■ **INPUT RECORDS**:
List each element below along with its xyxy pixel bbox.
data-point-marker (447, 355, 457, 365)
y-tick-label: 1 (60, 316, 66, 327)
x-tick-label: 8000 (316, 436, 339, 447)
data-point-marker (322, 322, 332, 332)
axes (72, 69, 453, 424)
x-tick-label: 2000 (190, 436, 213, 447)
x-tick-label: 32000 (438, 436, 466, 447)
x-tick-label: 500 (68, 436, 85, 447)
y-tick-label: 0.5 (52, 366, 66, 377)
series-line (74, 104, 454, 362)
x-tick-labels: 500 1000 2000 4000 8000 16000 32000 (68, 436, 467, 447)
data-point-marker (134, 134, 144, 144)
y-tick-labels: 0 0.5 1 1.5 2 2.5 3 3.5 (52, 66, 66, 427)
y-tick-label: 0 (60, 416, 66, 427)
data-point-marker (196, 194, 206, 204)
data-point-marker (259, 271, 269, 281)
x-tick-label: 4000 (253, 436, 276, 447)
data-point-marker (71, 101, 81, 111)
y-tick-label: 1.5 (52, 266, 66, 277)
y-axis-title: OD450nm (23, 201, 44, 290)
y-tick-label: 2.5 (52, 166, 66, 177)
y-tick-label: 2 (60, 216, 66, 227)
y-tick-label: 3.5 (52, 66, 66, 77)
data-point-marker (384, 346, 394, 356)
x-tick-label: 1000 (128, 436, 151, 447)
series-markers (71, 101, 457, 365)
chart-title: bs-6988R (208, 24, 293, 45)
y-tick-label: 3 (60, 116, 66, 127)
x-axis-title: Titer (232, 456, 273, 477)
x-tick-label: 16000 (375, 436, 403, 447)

■ **EXERCISE GOAL**: Rewrite the listing above, putting "point-marker" wherever "data-point-marker" appears and keeping every other line and value the same.

■ **THE REPLY**:
List each element below along with its xyxy pixel bbox.
point-marker (447, 355, 457, 365)
y-tick-label: 1 (60, 316, 66, 327)
x-tick-label: 8000 (316, 436, 339, 447)
point-marker (322, 322, 332, 332)
axes (72, 69, 453, 424)
x-tick-label: 2000 (190, 436, 213, 447)
x-tick-label: 32000 (438, 436, 466, 447)
x-tick-label: 500 (68, 436, 85, 447)
y-tick-label: 0.5 (52, 366, 66, 377)
series-line (74, 104, 454, 362)
x-tick-labels: 500 1000 2000 4000 8000 16000 32000 (68, 436, 467, 447)
point-marker (134, 134, 144, 144)
y-tick-labels: 0 0.5 1 1.5 2 2.5 3 3.5 (52, 66, 66, 427)
y-tick-label: 0 (60, 416, 66, 427)
point-marker (196, 194, 206, 204)
point-marker (259, 271, 269, 281)
x-tick-label: 4000 (253, 436, 276, 447)
point-marker (71, 101, 81, 111)
y-tick-label: 1.5 (52, 266, 66, 277)
y-axis-title: OD450nm (23, 201, 44, 290)
y-tick-label: 2.5 (52, 166, 66, 177)
y-tick-label: 2 (60, 216, 66, 227)
y-tick-label: 3.5 (52, 66, 66, 77)
point-marker (384, 346, 394, 356)
x-tick-label: 1000 (128, 436, 151, 447)
series-markers (71, 101, 457, 365)
chart-title: bs-6988R (208, 24, 293, 45)
y-tick-label: 3 (60, 116, 66, 127)
x-axis-title: Titer (232, 456, 273, 477)
x-tick-label: 16000 (375, 436, 403, 447)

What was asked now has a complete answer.